= WHAT YOU NEED TO DO =
Exact repetition of every entry is required.

= STORED RECORDS =

◆ ◆ ◆

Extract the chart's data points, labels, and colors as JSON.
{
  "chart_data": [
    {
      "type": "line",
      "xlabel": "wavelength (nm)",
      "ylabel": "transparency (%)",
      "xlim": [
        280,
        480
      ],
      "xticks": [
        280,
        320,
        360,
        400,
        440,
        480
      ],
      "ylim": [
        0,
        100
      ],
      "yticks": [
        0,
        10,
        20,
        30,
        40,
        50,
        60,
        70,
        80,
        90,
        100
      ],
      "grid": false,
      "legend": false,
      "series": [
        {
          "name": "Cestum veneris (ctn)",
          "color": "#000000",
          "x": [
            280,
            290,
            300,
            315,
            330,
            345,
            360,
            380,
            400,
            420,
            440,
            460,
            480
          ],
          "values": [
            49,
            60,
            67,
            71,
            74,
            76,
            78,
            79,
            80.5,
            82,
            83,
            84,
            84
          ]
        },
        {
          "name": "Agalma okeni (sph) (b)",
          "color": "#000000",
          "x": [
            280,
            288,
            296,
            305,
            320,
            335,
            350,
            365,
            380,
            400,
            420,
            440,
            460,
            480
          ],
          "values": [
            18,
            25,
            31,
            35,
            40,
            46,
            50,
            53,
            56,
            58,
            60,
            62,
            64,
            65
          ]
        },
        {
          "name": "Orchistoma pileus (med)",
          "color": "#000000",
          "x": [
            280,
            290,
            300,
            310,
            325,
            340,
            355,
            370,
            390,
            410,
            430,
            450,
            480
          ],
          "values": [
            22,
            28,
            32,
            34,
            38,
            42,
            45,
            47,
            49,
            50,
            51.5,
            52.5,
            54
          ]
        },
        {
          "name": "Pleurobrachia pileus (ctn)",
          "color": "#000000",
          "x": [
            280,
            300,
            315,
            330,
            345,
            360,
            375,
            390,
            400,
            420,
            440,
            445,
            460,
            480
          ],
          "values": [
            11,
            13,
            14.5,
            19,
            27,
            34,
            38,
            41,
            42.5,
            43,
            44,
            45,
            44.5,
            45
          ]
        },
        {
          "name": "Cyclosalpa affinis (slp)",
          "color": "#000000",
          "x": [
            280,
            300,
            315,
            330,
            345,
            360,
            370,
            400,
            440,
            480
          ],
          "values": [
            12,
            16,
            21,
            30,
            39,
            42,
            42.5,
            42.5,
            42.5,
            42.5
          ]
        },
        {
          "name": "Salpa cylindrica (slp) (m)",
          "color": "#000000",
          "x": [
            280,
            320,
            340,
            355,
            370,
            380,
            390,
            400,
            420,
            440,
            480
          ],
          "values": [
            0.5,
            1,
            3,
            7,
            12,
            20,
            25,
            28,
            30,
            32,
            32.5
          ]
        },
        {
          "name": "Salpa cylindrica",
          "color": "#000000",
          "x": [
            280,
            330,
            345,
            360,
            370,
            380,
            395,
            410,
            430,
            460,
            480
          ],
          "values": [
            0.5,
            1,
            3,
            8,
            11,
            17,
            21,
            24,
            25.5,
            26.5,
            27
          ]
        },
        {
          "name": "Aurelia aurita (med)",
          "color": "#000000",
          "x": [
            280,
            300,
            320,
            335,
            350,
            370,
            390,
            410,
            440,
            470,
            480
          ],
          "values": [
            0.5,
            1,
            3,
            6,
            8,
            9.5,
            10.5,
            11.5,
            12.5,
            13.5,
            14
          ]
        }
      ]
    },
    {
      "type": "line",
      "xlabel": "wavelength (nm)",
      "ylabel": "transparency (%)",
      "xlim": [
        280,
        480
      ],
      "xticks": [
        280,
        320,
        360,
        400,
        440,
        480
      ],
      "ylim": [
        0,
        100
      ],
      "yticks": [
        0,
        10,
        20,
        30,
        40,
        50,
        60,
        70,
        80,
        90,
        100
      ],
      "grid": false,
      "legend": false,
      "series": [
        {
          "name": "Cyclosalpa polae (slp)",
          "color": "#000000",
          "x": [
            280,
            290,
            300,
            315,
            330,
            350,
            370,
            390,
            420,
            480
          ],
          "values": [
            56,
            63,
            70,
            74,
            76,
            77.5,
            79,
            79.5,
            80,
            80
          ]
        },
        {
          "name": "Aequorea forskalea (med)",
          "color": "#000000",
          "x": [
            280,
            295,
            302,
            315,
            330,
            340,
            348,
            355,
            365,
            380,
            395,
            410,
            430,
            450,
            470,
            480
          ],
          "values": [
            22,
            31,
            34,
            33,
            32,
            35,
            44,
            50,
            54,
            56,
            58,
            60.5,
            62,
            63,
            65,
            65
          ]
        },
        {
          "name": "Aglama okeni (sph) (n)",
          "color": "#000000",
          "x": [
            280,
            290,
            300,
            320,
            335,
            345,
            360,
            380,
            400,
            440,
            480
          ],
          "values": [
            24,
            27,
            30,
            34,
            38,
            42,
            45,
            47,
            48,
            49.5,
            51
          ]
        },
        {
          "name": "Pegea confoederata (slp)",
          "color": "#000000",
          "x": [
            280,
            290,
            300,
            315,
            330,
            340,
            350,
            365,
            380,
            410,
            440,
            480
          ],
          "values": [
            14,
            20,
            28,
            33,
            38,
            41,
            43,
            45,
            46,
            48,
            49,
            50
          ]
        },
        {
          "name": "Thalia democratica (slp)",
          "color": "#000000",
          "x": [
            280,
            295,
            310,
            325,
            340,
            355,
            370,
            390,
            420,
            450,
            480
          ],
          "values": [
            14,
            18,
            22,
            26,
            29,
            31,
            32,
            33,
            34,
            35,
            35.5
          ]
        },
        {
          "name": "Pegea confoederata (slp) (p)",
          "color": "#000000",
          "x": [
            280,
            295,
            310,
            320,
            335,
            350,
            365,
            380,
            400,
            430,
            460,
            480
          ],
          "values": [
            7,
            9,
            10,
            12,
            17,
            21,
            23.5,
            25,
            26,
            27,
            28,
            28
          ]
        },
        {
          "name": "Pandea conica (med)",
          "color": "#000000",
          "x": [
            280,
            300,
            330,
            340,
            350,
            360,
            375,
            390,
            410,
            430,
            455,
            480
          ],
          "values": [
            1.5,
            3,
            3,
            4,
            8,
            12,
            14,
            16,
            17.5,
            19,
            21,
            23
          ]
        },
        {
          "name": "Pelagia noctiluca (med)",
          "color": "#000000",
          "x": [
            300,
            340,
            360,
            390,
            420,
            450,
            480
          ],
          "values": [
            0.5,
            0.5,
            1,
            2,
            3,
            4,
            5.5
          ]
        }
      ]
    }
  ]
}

◆ ◆ ◆

= EXERCISE SOLUTION =
Extract the chart's data points, labels, and colors as JSON.
{
  "chart_data": [
    {
      "type": "line",
      "xlabel": "wavelength (nm)",
      "ylabel": "transparency (%)",
      "xlim": [
        280,
        480
      ],
      "xticks": [
        280,
        320,
        360,
        400,
        440,
        480
      ],
      "ylim": [
        0,
        100
      ],
      "yticks": [
        0,
        10,
        20,
        30,
        40,
        50,
        60,
        70,
        80,
        90,
        100
      ],
      "grid": false,
      "legend": false,
      "series": [
        {
          "name": "Cestum veneris (ctn)",
          "color": "#000000",
          "x": [
            280,
            290,
            300,
            315,
            330,
            345,
            360,
            380,
            400,
            420,
            440,
            460,
            480
          ],
          "values": [
            49,
            60,
            67,
            71,
            74,
            76,
            78,
            79,
            80.5,
            82,
            83,
            84,
            84
          ]
        },
        {
          "name": "Agalma okeni (sph) (b)",
          "color": "#000000",
          "x": [
            280,
            288,
            296,
            305,
            320,
            335,
            350,
            365,
            380,
            400,
            420,
            440,
            460,
            480
          ],
          "values": [
            18,
            25,
            31,
            35,
            40,
            46,
            50,
            53,
            56,
            58,
            60,
            62,
            64,
            65
          ]
        },
        {
          "name": "Orchistoma pileus (med)",
          "color": "#000000",
          "x": [
            280,
            290,
            300,
            310,
            325,
            340,
            355,
            370,
            390,
            410,
            430,
            450,
            480
          ],
          "values": [
            22,
            28,
            32,
            34,
            38,
            42,
            45,
            47,
            49,
            50,
            51.5,
            52.5,
            54
          ]
        },
        {
          "name": "Pleurobrachia pileus (ctn)",
          "color": "#000000",
          "x": [
            280,
            300,
            315,
            330,
            345,
            360,
            375,
            390,
            400,
            420,
            440,
            445,
            460,
            480
          ],
          "values": [
            11,
            13,
            14.5,
            19,
            27,
            34,
            38,
            41,
            42.5,
            43,
            44,
            45,
            44.5,
            45
          ]
        },
        {
          "name": "Cyclosalpa affinis (slp)",
          "color": "#000000",
          "x": [
            280,
            300,
            315,
            330,
            345,
            360,
            370,
            400,
            440,
            480
          ],
          "values": [
            12,
            16,
            21,
            30,
            39,
            42,
            42.5,
            42.5,
            42.5,
            42.5
          ]
        },
        {
          "name": "Salpa cylindrica (slp) (m)",
          "color": "#000000",
          "x": [
            280,
            320,
            340,
            355,
            370,
            380,
            390,
            400,
            420,
            440,
            480
          ],
          "values": [
            0.5,
            1,
            3,
            7,
            12,
            20,
            25,
            28,
            30,
            32,
            32.5
          ]
        },
        {
          "name": "Salpa cylindrica",
          "color": "#000000",
          "x": [
            280,
            330,
            345,
            360,
            370,
            380,
            395,
            410,
            430,
            460,
            480
          ],
          "values": [
            0.5,
            1,
            3,
            8,
            11,
            17,
            21,
            24,
            25.5,
            26.5,
            27
          ]
        },
        {
          "name": "Aurelia aurita (med)",
          "color": "#000000",
          "x": [
            280,
            300,
            320,
            335,
            350,
            370,
            390,
            410,
            440,
            470,
            480
          ],
          "values": [
            0.5,
            1,
            3,
            6,
            8,
            9.5,
            10.5,
            11.5,
            12.5,
            13.5,
            14
          ]
        }
      ]
    },
    {
      "type": "line",
      "xlabel": "wavelength (nm)",
      "ylabel": "transparency (%)",
      "xlim": [
        280,
        480
      ],
      "xticks": [
        280,
        320,
        360,
        400,
        440,
        480
      ],
      "ylim": [
        0,
        100
      ],
      "yticks": [
        0,
        10,
        20,
        30,
        40,
        50,
        60,
        70,
        80,
        90,
        100
      ],
      "grid": false,
      "legend": false,
      "series": [
        {
          "name": "Cyclosalpa polae (slp)",
          "color": "#000000",
          "x": [
            280,
            290,
            300,
            315,
            330,
            350,
            370,
            390,
            420,
            480
          ],
          "values": [
            56,
            63,
            70,
            74,
            76,
            77.5,
            79,
            79.5,
            80,
            80
          ]
        },
        {
          "name": "Aequorea forskalea (med)",
          "color": "#000000",
          "x": [
            280,
            295,
            302,
            315,
            330,
            340,
            348,
            355,
            365,
            380,
            395,
            410,
            430,
            450,
            470,
            480
          ],
          "values": [
            22,
            31,
            34,
            33,
            32,
            35,
            44,
            50,
            54,
            56,
            58,
            60.5,
            62,
            63,
            65,
            65
          ]
        },
        {
          "name": "Aglama okeni (sph) (n)",
          "color": "#000000",
          "x": [
            280,
            290,
            300,
            320,
            335,
            345,
            360,
            380,
            400,
            440,
            480
          ],
          "values": [
            24,
            27,
            30,
            34,
            38,
            42,
            45,
            47,
            48,
            49.5,
            51
          ]
        },
        {
          "name": "Pegea confoederata (slp)",
          "color": "#000000",
          "x": [
            280,
            290,
            300,
            315,
            330,
            340,
            350,
            365,
            380,
            410,
            440,
            480
          ],
          "values": [
            14,
            20,
            28,
            33,
            38,
            41,
            43,
            45,
            46,
            48,
            49,
            50
          ]
        },
        {
          "name": "Thalia democratica (slp)",
          "color": "#000000",
          "x": [
            280,
            295,
            310,
            325,
            340,
            355,
            370,
            390,
            420,
            450,
            480
          ],
          "values": [
            14,
            18,
            22,
            26,
            29,
            31,
            32,
            33,
            34,
            35,
            35.5
          ]
        },
        {
          "name": "Pegea confoederata (slp) (p)",
          "color": "#000000",
          "x": [
            280,
            295,
            310,
            320,
            335,
            350,
            365,
            380,
            400,
            430,
            460,
            480
          ],
          "values": [
            7,
            9,
            10,
            12,
            17,
            21,
            23.5,
            25,
            26,
            27,
            28,
            28
          ]
        },
        {
          "name": "Pandea conica (med)",
          "color": "#000000",
          "x": [
            280,
            300,
            330,
            340,
            350,
            360,
            375,
            390,
            410,
            430,
            455,
            480
          ],
          "values": [
            1.5,
            3,
            3,
            4,
            8,
            12,
            14,
            16,
            17.5,
            19,
            21,
            23
          ]
        },
        {
          "name": "Pelagia noctiluca (med)",
          "color": "#000000",
          "x": [
            300,
            340,
            360,
            390,
            420,
            450,
            480
          ],
          "values": [
            0.5,
            0.5,
            1,
            2,
            3,
            4,
            5.5
          ]
        }
      ]
    }
  ]
}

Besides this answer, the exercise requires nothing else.